• **Aim of the exercise**
Produce an exact transcription of the listing below, omitting the pictures.

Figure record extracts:
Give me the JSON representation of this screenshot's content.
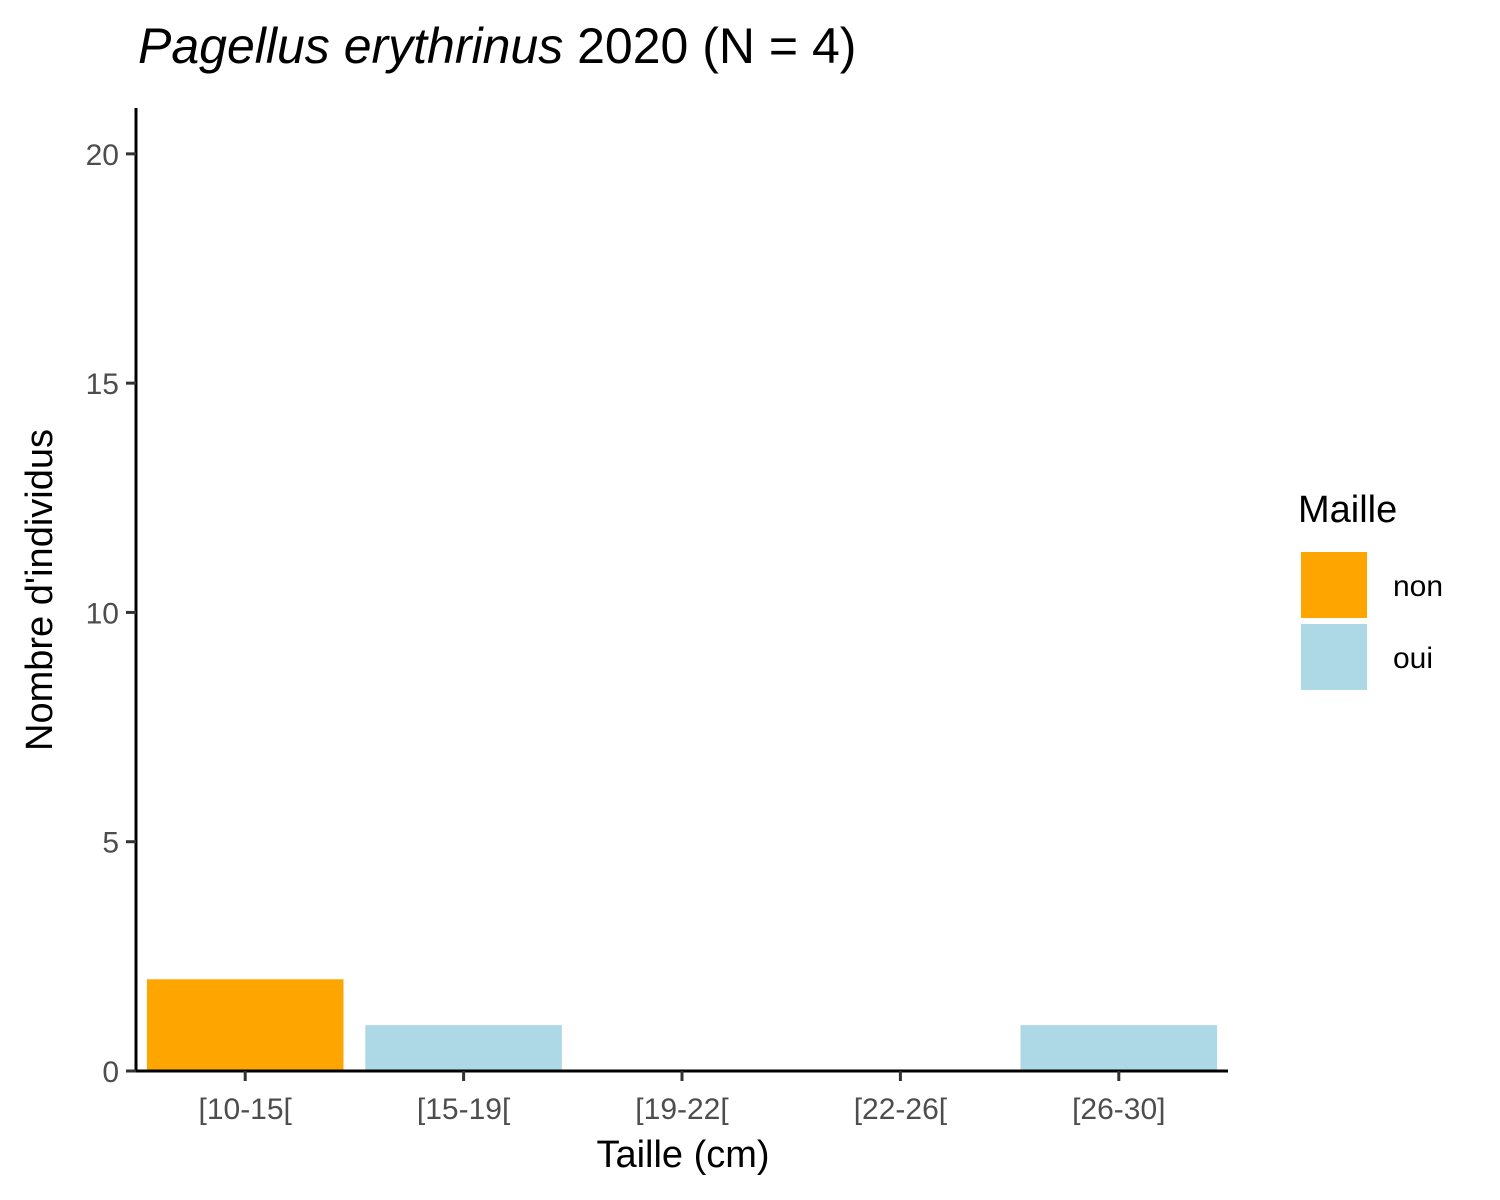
{
  "chart_data": {
    "type": "bar",
    "title": {
      "italic": "Pagellus erythrinus",
      "rest": " 2020 (N = 4)"
    },
    "xlabel": "Taille (cm)",
    "ylabel": "Nombre d'individus",
    "categories": [
      "[10-15[",
      "[15-19[",
      "[19-22[",
      "[22-26[",
      "[26-30]"
    ],
    "values": [
      2,
      1,
      0,
      0,
      1
    ],
    "fill_group": [
      "non",
      "oui",
      null,
      null,
      "oui"
    ],
    "ylim": [
      0,
      21
    ],
    "yticks": [
      0,
      5,
      10,
      15,
      20
    ],
    "grid": false,
    "legend": {
      "title": "Maille",
      "position": "right",
      "items": [
        {
          "label": "non",
          "color": "#FFA500"
        },
        {
          "label": "oui",
          "color": "#ADD8E6"
        }
      ]
    }
  }
}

• **Response**
Give me the JSON representation of this screenshot's content.
{
  "chart_data": {
    "type": "bar",
    "title": {
      "italic": "Pagellus erythrinus",
      "rest": " 2020 (N = 4)"
    },
    "xlabel": "Taille (cm)",
    "ylabel": "Nombre d'individus",
    "categories": [
      "[10-15[",
      "[15-19[",
      "[19-22[",
      "[22-26[",
      "[26-30]"
    ],
    "values": [
      2,
      1,
      0,
      0,
      1
    ],
    "fill_group": [
      "non",
      "oui",
      null,
      null,
      "oui"
    ],
    "ylim": [
      0,
      21
    ],
    "yticks": [
      0,
      5,
      10,
      15,
      20
    ],
    "grid": false,
    "legend": {
      "title": "Maille",
      "position": "right",
      "items": [
        {
          "label": "non",
          "color": "#FFA500"
        },
        {
          "label": "oui",
          "color": "#ADD8E6"
        }
      ]
    }
  }
}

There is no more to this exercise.